>> begin Data excerpts

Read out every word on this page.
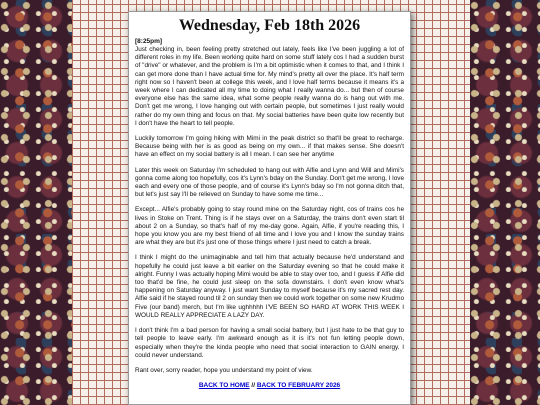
Wednesday, Feb 18th 2026
[8:25pm]

Just checking in, been feeling pretty stretched out lately, feels like I've been juggling a lot of different roles in my life. Been working quite hard on some stuff lately cos I had a sudden burst of "drive" or whatever, and the problem is I'm a bit optimistic when it comes to that, and I think I can get more done than I have actual time for. My mind's pretty all over the place. It's half term right now so I haven't been at college this week, and I love half terms because it means it's a week where I can dedicated all my time to doing what I really wanna do... but then of course everyone else has the same idea, what some people really wanna do is hang out with me. Don't get me wrong, I love hanging out with certain people, but sometimes I just really would rather do my own thing and focus on that. My social batteries have been quite low recently but I don't have the heart to tell people.

Luckily tomorrow I'm going hiking with Mimi in the peak district so that'll be great to recharge. Because being with her is as good as being on my own... if that makes sense. She doesn't have an effect on my social battery is all I mean. I can see her anytime

Later this week on Saturday I'm scheduled to hang out with Alfie and Lynn and Will and Mimi's gonna come along too hopefully, cos it's Lynn's bday on the Sunday. Don't get me wrong, I love each and every one of those people, and of course it's Lynn's bday so I'm not gonna ditch that, but let's just say I'll be relieved on Sunday to have some me time...

Except... Alfie's probably going to stay round mine on the Saturday night, cos of trains cos he lives in Stoke on Trent. Thing is if he stays over on a Saturday, the trains don't even start til about 2 on a Sunday, so that's half of my me-day gone. Again, Alfie, if you're reading this, I hope you know you are my best friend of all time and I love you and I know the sunday trains are what they are but it's just one of those things where I just need to catch a break.

I think I might do the unimaginable and tell him that actually because he'd understand and hopefully he could just leave a bit earlier on the Saturday evening so that he could make it alright. Funny I was actually hoping Mimi would be able to stay over too, and I guess if Alfie did too that'd be fine, he could just sleep on the sofa downstairs. I don't even know what's happening on Saturday anyway. I just want Sunday to myself because it's my sacred rest day. Alfie said if he stayed round til 2 on sunday then we could work together on some new Krudmo Five (our band) merch, but I'm like ughhhhh I'VE BEEN SO HARD AT WORK THIS WEEK I WOULD REALLY APPRECIATE A LAZY DAY.

I don't think I'm a bad person for having a small social battery, but I just hate to be that guy to tell people to leave early. I'm awkward enough as it is it's not fun letting people down, especially when they're the kinda people who need that social interaction to GAIN energy. I could never understand.

Rant over, sorry reader, hope you understand my point of view.

BACK TO HOME // BACK TO FEBRUARY 2026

>> end Data excerpts

* **The task**
Word for word, quote the full listing, omitting every picture.

* **The solution**
Read out every word on this page.
Wednesday, Feb 18th 2026
[8:25pm]

Just checking in, been feeling pretty stretched out lately, feels like I've been juggling a lot of different roles in my life. Been working quite hard on some stuff lately cos I had a sudden burst of "drive" or whatever, and the problem is I'm a bit optimistic when it comes to that, and I think I can get more done than I have actual time for. My mind's pretty all over the place. It's half term right now so I haven't been at college this week, and I love half terms because it means it's a week where I can dedicated all my time to doing what I really wanna do... but then of course everyone else has the same idea, what some people really wanna do is hang out with me. Don't get me wrong, I love hanging out with certain people, but sometimes I just really would rather do my own thing and focus on that. My social batteries have been quite low recently but I don't have the heart to tell people.

Luckily tomorrow I'm going hiking with Mimi in the peak district so that'll be great to recharge. Because being with her is as good as being on my own... if that makes sense. She doesn't have an effect on my social battery is all I mean. I can see her anytime

Later this week on Saturday I'm scheduled to hang out with Alfie and Lynn and Will and Mimi's gonna come along too hopefully, cos it's Lynn's bday on the Sunday. Don't get me wrong, I love each and every one of those people, and of course it's Lynn's bday so I'm not gonna ditch that, but let's just say I'll be relieved on Sunday to have some me time...

Except... Alfie's probably going to stay round mine on the Saturday night, cos of trains cos he lives in Stoke on Trent. Thing is if he stays over on a Saturday, the trains don't even start til about 2 on a Sunday, so that's half of my me-day gone. Again, Alfie, if you're reading this, I hope you know you are my best friend of all time and I love you and I know the sunday trains are what they are but it's just one of those things where I just need to catch a break.

I think I might do the unimaginable and tell him that actually because he'd understand and hopefully he could just leave a bit earlier on the Saturday evening so that he could make it alright. Funny I was actually hoping Mimi would be able to stay over too, and I guess if Alfie did too that'd be fine, he could just sleep on the sofa downstairs. I don't even know what's happening on Saturday anyway. I just want Sunday to myself because it's my sacred rest day. Alfie said if he stayed round til 2 on sunday then we could work together on some new Krudmo Five (our band) merch, but I'm like ughhhhh I'VE BEEN SO HARD AT WORK THIS WEEK I WOULD REALLY APPRECIATE A LAZY DAY.

I don't think I'm a bad person for having a small social battery, but I just hate to be that guy to tell people to leave early. I'm awkward enough as it is it's not fun letting people down, especially when they're the kinda people who need that social interaction to GAIN energy. I could never understand.

Rant over, sorry reader, hope you understand my point of view.

BACK TO HOME // BACK TO FEBRUARY 2026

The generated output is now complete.